Source —

5. Goodwill and other intangible assets — During 2013, certain internal shifts in the Company’s management and changes to the structure of internally reported information occurred.  The Company currently believes its structure, its resource allocation and its performance assessment are now more closely aligned with its four geographical regions: North America, EMEA, Asia/Pacific and South America.  Therefore, the Company changed its reportable operating segments from those categorized by product nature to those organized by geography.  See Note 3 of Notes to Consolidated Financial Statements in Item 8 of this Report for further information.  Similarly, the Company reassessed and changed its reporting units for goodwill testing purposes during the third quarter of 2013 to adhere to its geographical orientation.
 
The Company records goodwill and intangible assets at fair value as of the acquisition date and amortizes definite-lived intangible assets on a straight-line basis over the useful lives of the intangible assets based on third-party valuations of the assets.  Goodwill and intangible assets, which have indefinite lives, are not amortized and are required to be assessed at least annually for impairment. The Company compares the assets’ fair value to their carrying value, primarily based on future discounted cash flows, in order to determine if an impairment charge is warranted. The estimates of future cash flows involve considerable management judgment and are based upon assumptions about expected future operating performance. Assumptions used in these forecasts are consistent with internal planning, but the actual cash flows could differ from management’s estimates due to changes in business conditions, operating performance, and economic conditions. The Company’s assumption of weighted average cost of capital (“WACC”) and estimated future net operating profit after tax (“NOPAT”) are particularly important in determining estimated future cash flows. In addition, the Company revised its calculation for its step one impairment model during 2013, which now includes an estimate of future growth and cash flows in perpetuity, among other, less significant, changes.

Problem to solve —
Answer these questions using the goodwill note above.
1. Which four geographical regions does the Company now align its structure with?
2. On what basis does the Company amortize definite-lived intangible assets?
3. Which two assumptions are described as particularly important in determining estimated future cash flows?

Extracted information —
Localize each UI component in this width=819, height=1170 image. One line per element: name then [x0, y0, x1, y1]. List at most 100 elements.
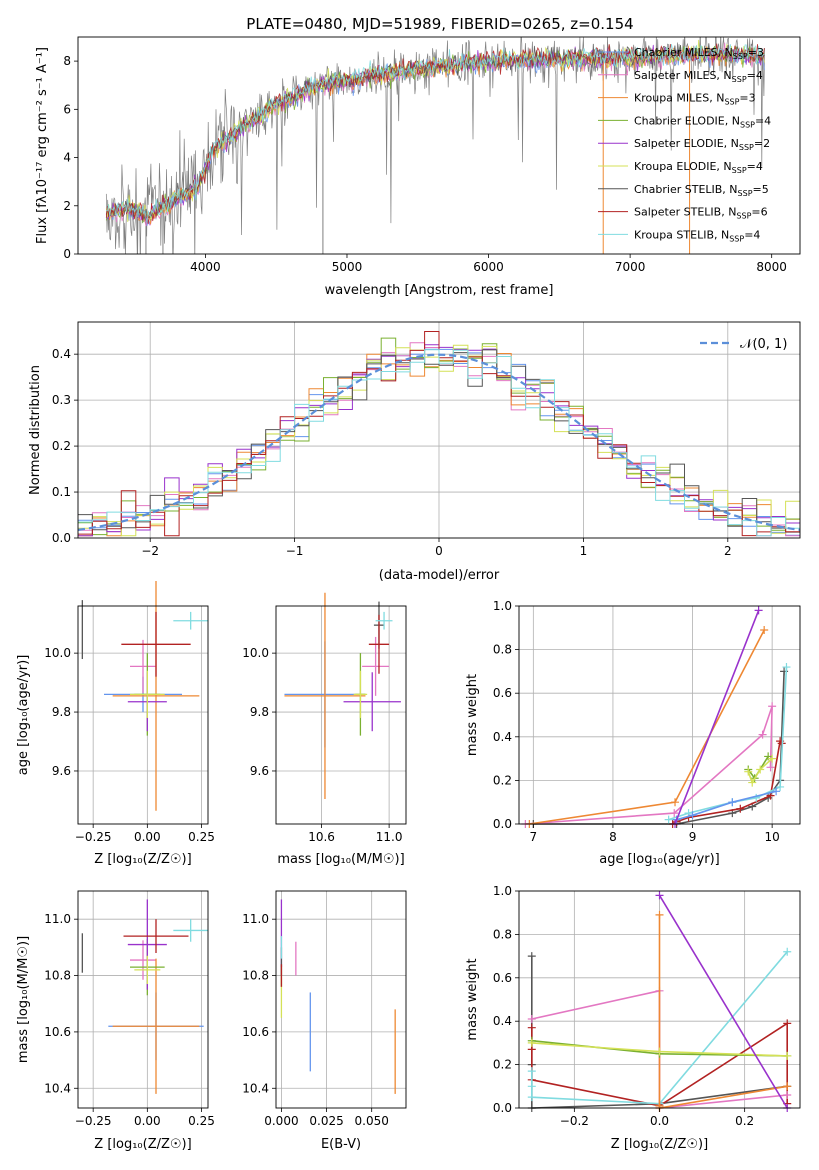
x-tick-label: −0.2 [560, 1114, 589, 1128]
legend-entry: Salpeter STELIB, NSSP=6 [634, 206, 768, 221]
weight-marker [783, 1019, 792, 1028]
y-tick-label: 10.4 [242, 1081, 269, 1095]
legend-entry: 𝒩(0, 1) [740, 337, 787, 352]
axes-frame [275, 890, 407, 1109]
weight-marker [783, 1082, 792, 1091]
legend-entry: Kroupa ELODIE, NSSP=4 [634, 160, 763, 175]
x-tick-label: 0.0 [650, 1114, 669, 1128]
spectrum-lines [105, 37, 765, 254]
y-tick-label: 11.0 [44, 912, 71, 926]
axes-mass_age: 10.6 11.0 9.6 9.8 10.0 mass [log₁₀(M/M☉)] [242, 592, 407, 867]
axes-age_weight: 7 8 9 10 0.0 0.2 0.4 0.6 0.8 1.0 age [log₁₀(age/yr… [465, 599, 801, 867]
axes-frame [77, 36, 801, 255]
normal-curve [77, 353, 801, 531]
y-tick-label: 4 [63, 151, 71, 165]
y-tick-label: 2 [63, 199, 71, 213]
x-tick-label: −2 [141, 544, 159, 558]
y-tick-label: 0.3 [52, 393, 71, 407]
y-tick-label: 0.2 [52, 439, 71, 453]
y-tick-label: 0.4 [493, 730, 512, 744]
weight-line [533, 671, 785, 825]
x-tick-label: 5000 [332, 260, 363, 274]
y-axis-label: Normed distribution [28, 365, 43, 495]
weight-marker [655, 891, 664, 900]
weight-line [747, 755, 769, 780]
errorbars [81, 580, 208, 811]
weight-marker [756, 765, 765, 774]
y-tick-label: 1.0 [493, 599, 512, 613]
weight-marker [748, 778, 757, 787]
x-tick-label: 11.0 [376, 830, 403, 844]
weight-marker [783, 947, 792, 956]
weight-line [658, 914, 788, 1109]
model-spectrum-line [106, 44, 765, 223]
spectrum-legend: Chabrier MILES, NSSP=3 Salpeter MILES, NS… [598, 46, 771, 243]
weight-marker [752, 793, 761, 802]
weight-marker [670, 809, 679, 818]
x-axis-label: E(B-V) [321, 1137, 361, 1152]
y-tick-label: 8 [63, 54, 71, 68]
axes-ebv_mass: 0.000 0.025 0.050 10.4 10.6 10.8 11.0 E(B-V) [242, 890, 407, 1152]
x-tick-label: 0.00 [134, 830, 161, 844]
weight-marker [768, 702, 777, 711]
weight-line [658, 894, 788, 1109]
weight-series [527, 891, 792, 1112]
figure-title: PLATE=0480, MJD=51989, FIBERID=0265, z=0… [246, 15, 633, 33]
y-tick-label: 10.4 [44, 1081, 71, 1095]
x-axis-label: Z [log₁₀(Z/Z☉)] [94, 1137, 191, 1152]
x-axis-label: wavelength [Angstrom, rest frame] [325, 283, 554, 298]
y-tick-label: 0.2 [493, 1058, 512, 1072]
weight-marker [766, 763, 775, 772]
weight-marker [744, 767, 753, 776]
y-tick-label: 0.8 [493, 927, 512, 941]
y-tick-label: 1.0 [493, 884, 512, 898]
x-tick-label: 0.2 [735, 1114, 754, 1128]
y-axis-label: age [log₁₀(age/yr)] [16, 655, 31, 776]
x-tick-label: 6000 [473, 260, 504, 274]
x-tick-label: 7 [530, 830, 538, 844]
residual-histogram [78, 331, 800, 537]
legend-entry: Kroupa STELIB, NSSP=4 [634, 228, 760, 243]
y-tick-label: 6 [63, 102, 71, 116]
y-tick-label: 0.1 [52, 485, 71, 499]
weight-marker [768, 754, 777, 763]
y-tick-label: 10.0 [44, 646, 71, 660]
weight-marker [527, 1038, 536, 1047]
weight-series [521, 606, 791, 828]
y-tick-label: 10.6 [242, 1025, 269, 1039]
x-tick-label: 0.025 [309, 1114, 343, 1128]
weight-marker [527, 1023, 536, 1032]
x-tick-label: 10 [764, 830, 779, 844]
y-tick-label: 0.6 [493, 686, 512, 700]
x-tick-label: 10.6 [308, 830, 335, 844]
x-tick-label: 0 [435, 544, 443, 558]
legend-entry: Chabrier MILES, NSSP=3 [634, 46, 764, 61]
weight-line [676, 790, 777, 821]
axes-frame [275, 605, 407, 825]
model-spectrum-line [105, 43, 765, 221]
weight-marker [671, 798, 680, 807]
x-tick-label: 0.050 [355, 1114, 389, 1128]
weight-marker [527, 952, 536, 961]
weight-marker [736, 804, 745, 813]
weight-marker [772, 787, 781, 796]
y-axis-label: mass weight [465, 958, 480, 1040]
weight-marker [776, 782, 785, 791]
axes-z_mass: −0.25 0.00 0.25 10.4 10.6 10.8 11.0 Z [log₁₀(Z/… [16, 890, 215, 1152]
weight-marker [783, 1090, 792, 1099]
weight-line [674, 610, 760, 825]
y-tick-label: 0.4 [52, 347, 71, 361]
y-tick-label: 0.0 [52, 531, 71, 545]
x-tick-label: 8000 [756, 260, 787, 274]
y-tick-label: 0.0 [493, 817, 512, 831]
x-axis-label: age [log₁₀(age/yr)] [599, 852, 720, 867]
axes-z_weight: −0.2 0.0 0.2 0.0 0.2 0.4 0.6 0.8 1.0 Z [log₁₀(Z/Z… [465, 884, 801, 1152]
y-tick-label: 0 [63, 247, 71, 261]
y-axis-label: Flux [fλ10⁻¹⁷ erg cm⁻² s⁻¹ A⁻¹] [35, 47, 50, 244]
weight-marker [728, 798, 737, 807]
y-axis-label: mass weight [465, 674, 480, 756]
y-tick-label: 0.8 [493, 643, 512, 657]
x-tick-label: 0.000 [264, 1114, 298, 1128]
y-tick-label: 10.8 [242, 969, 269, 983]
x-tick-label: 0.25 [188, 830, 215, 844]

Output of the task —
1. North America, EMEA, Asia/Pacific and South America.
2. On a straight-line basis over the useful lives of the intangible assets, based on third-party valuations of the assets.
3. The weighted average cost of capital (WACC) and estimated future net operating profit after tax (NOPAT).